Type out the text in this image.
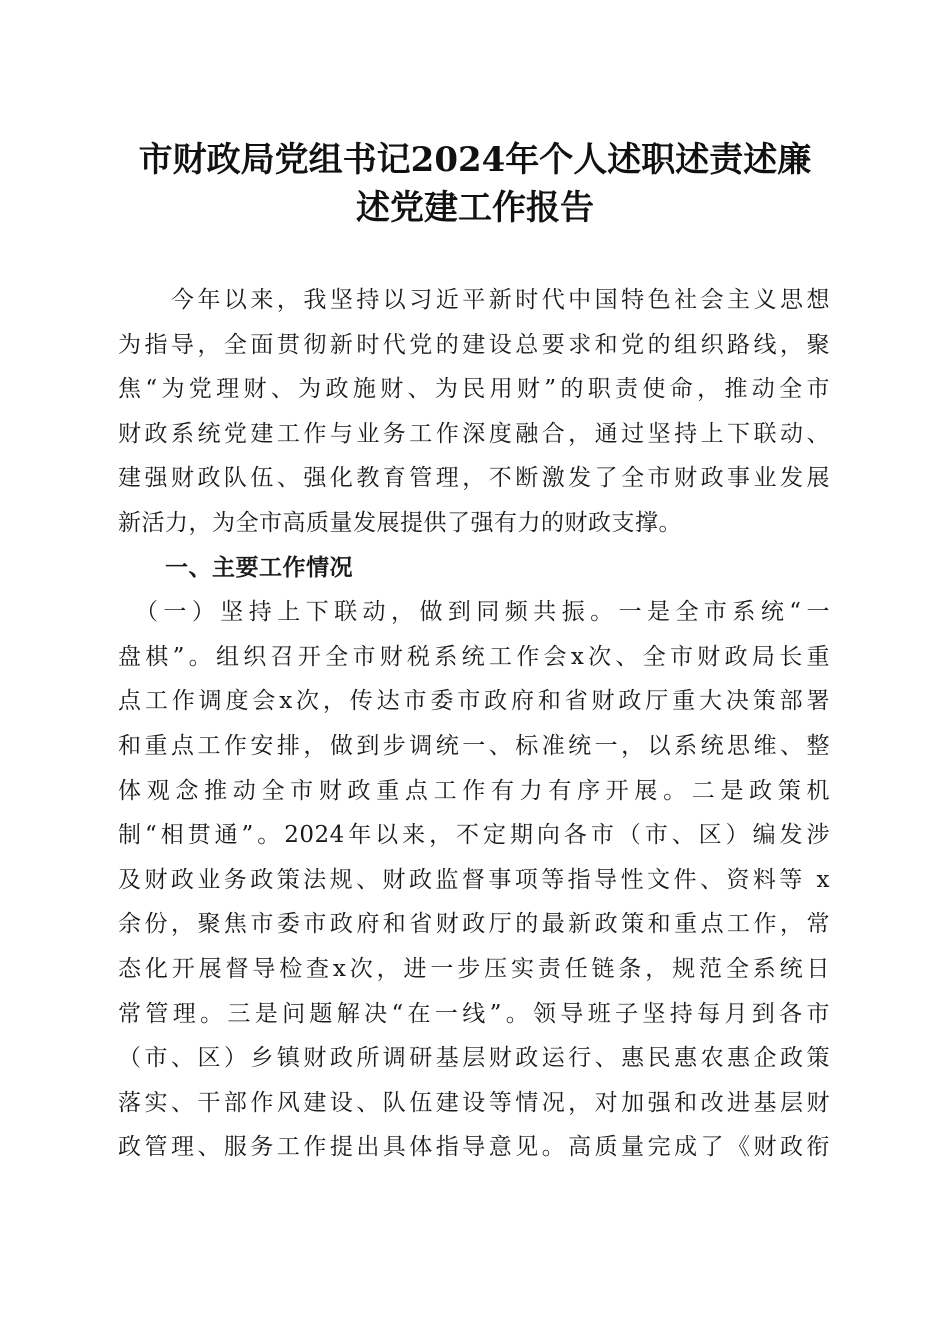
市财政局党组书记2024年个人述职述责述廉
述党建工作报告
　　今年以来，我坚持以习近平新时代中国特色社会主义思想
为指导，全面贯彻新时代党的建设总要求和党的组织路线，聚
焦“为党理财、为政施财、为民用财”的职责使命，推动全市
财政系统党建工作与业务工作深度融合，通过坚持上下联动、
建强财政队伍、强化教育管理，不断激发了全市财政事业发展
新活力，为全市高质量发展提供了强有力的财政支撑。
　　一、主要工作情况
　（一）坚持上下联动，做到同频共振。一是全市系统“一
盘棋”。组织召开全市财税系统工作会x次、全市财政局长重
点工作调度会x次，传达市委市政府和省财政厅重大决策部署
和重点工作安排，做到步调统一、标准统一，以系统思维、整
体观念推动全市财政重点工作有力有序开展。二是政策机
制“相贯通”。2024年以来，不定期向各市（市、区）编发涉
及财政业务政策法规、财政监督事项等指导性文件、资料等 x
余份，聚焦市委市政府和省财政厅的最新政策和重点工作，常
态化开展督导检查x次，进一步压实责任链条，规范全系统日
常管理。三是问题解决“在一线”。领导班子坚持每月到各市
（市、区）乡镇财政所调研基层财政运行、惠民惠农惠企政策
落实、干部作风建设、队伍建设等情况，对加强和改进基层财
政管理、服务工作提出具体指导意见。高质量完成了《财政衔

______

* **What is asked**: Transcribe the full listing character for character. Pictures are excluded.

* **Answer for this exercise**:
Type out the text in this image.
市财政局党组书记2024年个人述职述责述廉
述党建工作报告
　　今年以来，我坚持以习近平新时代中国特色社会主义思想
为指导，全面贯彻新时代党的建设总要求和党的组织路线，聚
焦“为党理财、为政施财、为民用财”的职责使命，推动全市
财政系统党建工作与业务工作深度融合，通过坚持上下联动、
建强财政队伍、强化教育管理，不断激发了全市财政事业发展
新活力，为全市高质量发展提供了强有力的财政支撑。
　　一、主要工作情况
　（一）坚持上下联动，做到同频共振。一是全市系统“一
盘棋”。组织召开全市财税系统工作会x次、全市财政局长重
点工作调度会x次，传达市委市政府和省财政厅重大决策部署
和重点工作安排，做到步调统一、标准统一，以系统思维、整
体观念推动全市财政重点工作有力有序开展。二是政策机
制“相贯通”。2024年以来，不定期向各市（市、区）编发涉
及财政业务政策法规、财政监督事项等指导性文件、资料等 x
余份，聚焦市委市政府和省财政厅的最新政策和重点工作，常
态化开展督导检查x次，进一步压实责任链条，规范全系统日
常管理。三是问题解决“在一线”。领导班子坚持每月到各市
（市、区）乡镇财政所调研基层财政运行、惠民惠农惠企政策
落实、干部作风建设、队伍建设等情况，对加强和改进基层财
政管理、服务工作提出具体指导意见。高质量完成了《财政衔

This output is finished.